◆ Aim
In the listing below, count the lines containing the string "subtitle" and state only the number.

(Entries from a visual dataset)
>>>>>
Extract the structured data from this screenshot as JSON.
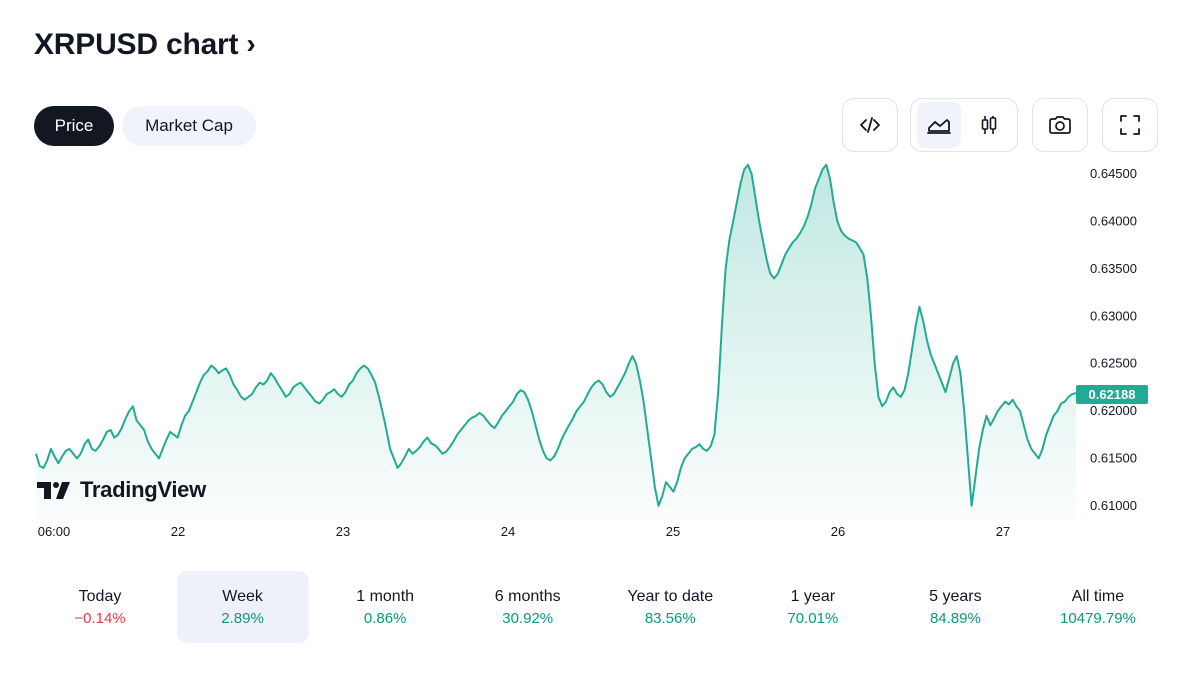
{
  "header": {
    "title": "XRPUSD chart",
    "chevron": "›"
  },
  "tabs": [
    {
      "label": "Price",
      "active": true
    },
    {
      "label": "Market Cap",
      "active": false
    }
  ],
  "toolbar": {
    "icons": [
      "embed-code-icon",
      "area-chart-icon",
      "candlestick-chart-icon",
      "camera-icon",
      "fullscreen-icon"
    ],
    "selected": "area-chart-icon"
  },
  "brand": {
    "name": "TradingView"
  },
  "colors": {
    "line": "#22ab94",
    "positive": "#089981",
    "negative": "#f23645",
    "badge": "#22ab94"
  },
  "chart_data": {
    "type": "area",
    "symbol": "XRPUSD",
    "x_ticks": [
      "06:00",
      "22",
      "23",
      "24",
      "25",
      "26",
      "27"
    ],
    "y_ticks": [
      "0.64500",
      "0.64000",
      "0.63500",
      "0.63000",
      "0.62500",
      "0.62000",
      "0.61500",
      "0.61000"
    ],
    "ylim": [
      0.6085,
      0.6465
    ],
    "last_price": "0.62188",
    "grid": false,
    "series": [
      {
        "values": [
          0.6155,
          0.6142,
          0.614,
          0.6148,
          0.616,
          0.6152,
          0.6145,
          0.6152,
          0.6158,
          0.616,
          0.6155,
          0.615,
          0.6155,
          0.6165,
          0.617,
          0.616,
          0.6158,
          0.6163,
          0.617,
          0.6178,
          0.618,
          0.6172,
          0.6175,
          0.6182,
          0.6192,
          0.62,
          0.6205,
          0.619,
          0.6185,
          0.618,
          0.6168,
          0.616,
          0.6155,
          0.615,
          0.616,
          0.617,
          0.6178,
          0.6175,
          0.6172,
          0.6185,
          0.6195,
          0.62,
          0.621,
          0.622,
          0.623,
          0.6238,
          0.6242,
          0.6248,
          0.6245,
          0.624,
          0.6243,
          0.6245,
          0.6238,
          0.6228,
          0.6222,
          0.6215,
          0.6212,
          0.6215,
          0.6218,
          0.6225,
          0.623,
          0.6228,
          0.6232,
          0.624,
          0.6235,
          0.6228,
          0.6222,
          0.6215,
          0.6218,
          0.6225,
          0.6228,
          0.623,
          0.6225,
          0.622,
          0.6215,
          0.621,
          0.6208,
          0.6212,
          0.6218,
          0.622,
          0.6223,
          0.6218,
          0.6215,
          0.622,
          0.6228,
          0.6232,
          0.624,
          0.6245,
          0.6248,
          0.6245,
          0.6238,
          0.623,
          0.6215,
          0.6198,
          0.618,
          0.616,
          0.615,
          0.614,
          0.6145,
          0.6152,
          0.616,
          0.6155,
          0.6158,
          0.6162,
          0.6168,
          0.6172,
          0.6166,
          0.6164,
          0.616,
          0.6155,
          0.6157,
          0.6162,
          0.6168,
          0.6175,
          0.618,
          0.6185,
          0.619,
          0.6193,
          0.6195,
          0.6198,
          0.6195,
          0.619,
          0.6185,
          0.6182,
          0.6188,
          0.6195,
          0.62,
          0.6205,
          0.621,
          0.6218,
          0.6222,
          0.622,
          0.6212,
          0.62,
          0.6185,
          0.617,
          0.6158,
          0.615,
          0.6148,
          0.6152,
          0.616,
          0.617,
          0.6178,
          0.6185,
          0.6192,
          0.62,
          0.6205,
          0.621,
          0.6218,
          0.6225,
          0.623,
          0.6232,
          0.6228,
          0.622,
          0.6215,
          0.6218,
          0.6225,
          0.6232,
          0.624,
          0.625,
          0.6258,
          0.625,
          0.6232,
          0.621,
          0.618,
          0.615,
          0.612,
          0.61,
          0.611,
          0.6125,
          0.612,
          0.6115,
          0.6125,
          0.614,
          0.615,
          0.6155,
          0.616,
          0.6162,
          0.6165,
          0.616,
          0.6158,
          0.6163,
          0.6175,
          0.622,
          0.629,
          0.635,
          0.638,
          0.64,
          0.642,
          0.644,
          0.6455,
          0.646,
          0.645,
          0.6425,
          0.64,
          0.638,
          0.636,
          0.6345,
          0.634,
          0.6345,
          0.6355,
          0.6365,
          0.6372,
          0.6378,
          0.6382,
          0.6388,
          0.6395,
          0.6405,
          0.6418,
          0.6435,
          0.6445,
          0.6455,
          0.646,
          0.6445,
          0.642,
          0.64,
          0.639,
          0.6385,
          0.6382,
          0.638,
          0.6378,
          0.6372,
          0.6365,
          0.634,
          0.63,
          0.625,
          0.6215,
          0.6205,
          0.621,
          0.622,
          0.6225,
          0.6218,
          0.6215,
          0.6222,
          0.624,
          0.6265,
          0.629,
          0.631,
          0.6295,
          0.6275,
          0.626,
          0.625,
          0.624,
          0.623,
          0.622,
          0.6235,
          0.625,
          0.6258,
          0.624,
          0.62,
          0.615,
          0.61,
          0.613,
          0.616,
          0.618,
          0.6195,
          0.6185,
          0.6192,
          0.62,
          0.6205,
          0.621,
          0.6207,
          0.6212,
          0.6205,
          0.62,
          0.6185,
          0.617,
          0.616,
          0.6155,
          0.615,
          0.616,
          0.6175,
          0.6185,
          0.6195,
          0.62,
          0.6208,
          0.621,
          0.6215,
          0.6218,
          0.6219
        ]
      }
    ]
  },
  "periods": [
    {
      "label": "Today",
      "value": "−0.14%",
      "trend": "neg",
      "selected": false
    },
    {
      "label": "Week",
      "value": "2.89%",
      "trend": "pos",
      "selected": true
    },
    {
      "label": "1 month",
      "value": "0.86%",
      "trend": "pos",
      "selected": false
    },
    {
      "label": "6 months",
      "value": "30.92%",
      "trend": "pos",
      "selected": false
    },
    {
      "label": "Year to date",
      "value": "83.56%",
      "trend": "pos",
      "selected": false
    },
    {
      "label": "1 year",
      "value": "70.01%",
      "trend": "pos",
      "selected": false
    },
    {
      "label": "5 years",
      "value": "84.89%",
      "trend": "pos",
      "selected": false
    },
    {
      "label": "All time",
      "value": "10479.79%",
      "trend": "pos",
      "selected": false
    }
  ]
}
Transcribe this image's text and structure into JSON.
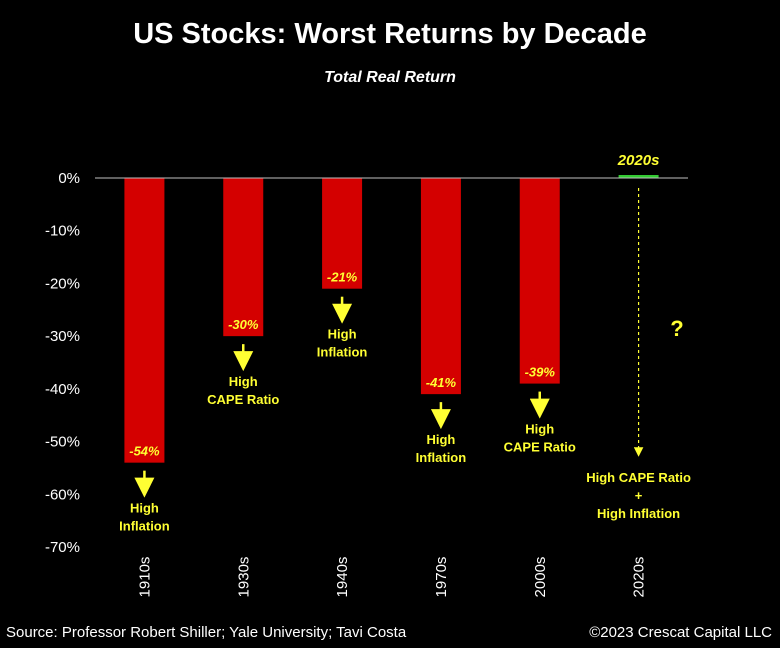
{
  "header": {
    "title": "US Stocks: Worst Returns by Decade",
    "subtitle": "Total Real Return"
  },
  "footer": {
    "source": "Source: Professor Robert Shiller; Yale University; Tavi Costa",
    "copyright": "©2023 Crescat Capital LLC"
  },
  "colors": {
    "bar": "#d40000",
    "highlight": "#33cc33",
    "annotation": "#ffff33",
    "axis": "#bfbfbf"
  },
  "chart_data": {
    "type": "bar",
    "categories": [
      "1910s",
      "1930s",
      "1940s",
      "1970s",
      "2000s",
      "2020s"
    ],
    "values": [
      -54,
      -30,
      -21,
      -41,
      -39,
      0
    ],
    "value_labels": [
      "-54%",
      "-30%",
      "-21%",
      "-41%",
      "-39%",
      ""
    ],
    "annotations": [
      [
        "High",
        "Inflation"
      ],
      [
        "High",
        "CAPE Ratio"
      ],
      [
        "High",
        "Inflation"
      ],
      [
        "High",
        "Inflation"
      ],
      [
        "High",
        "CAPE Ratio"
      ],
      [
        "High CAPE Ratio",
        "+",
        "High Inflation"
      ]
    ],
    "highlight_label": "2020s",
    "question_mark": "?",
    "ylim": [
      -70,
      0
    ],
    "yticks": [
      0,
      -10,
      -20,
      -30,
      -40,
      -50,
      -60,
      -70
    ],
    "ytick_labels": [
      "0%",
      "-10%",
      "-20%",
      "-30%",
      "-40%",
      "-50%",
      "-60%",
      "-70%"
    ],
    "title": "US Stocks: Worst Returns by Decade",
    "subtitle": "Total Real Return",
    "xlabel": "",
    "ylabel": "",
    "grid": false,
    "legend": "none"
  }
}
<<<<<
◆ Expected output
2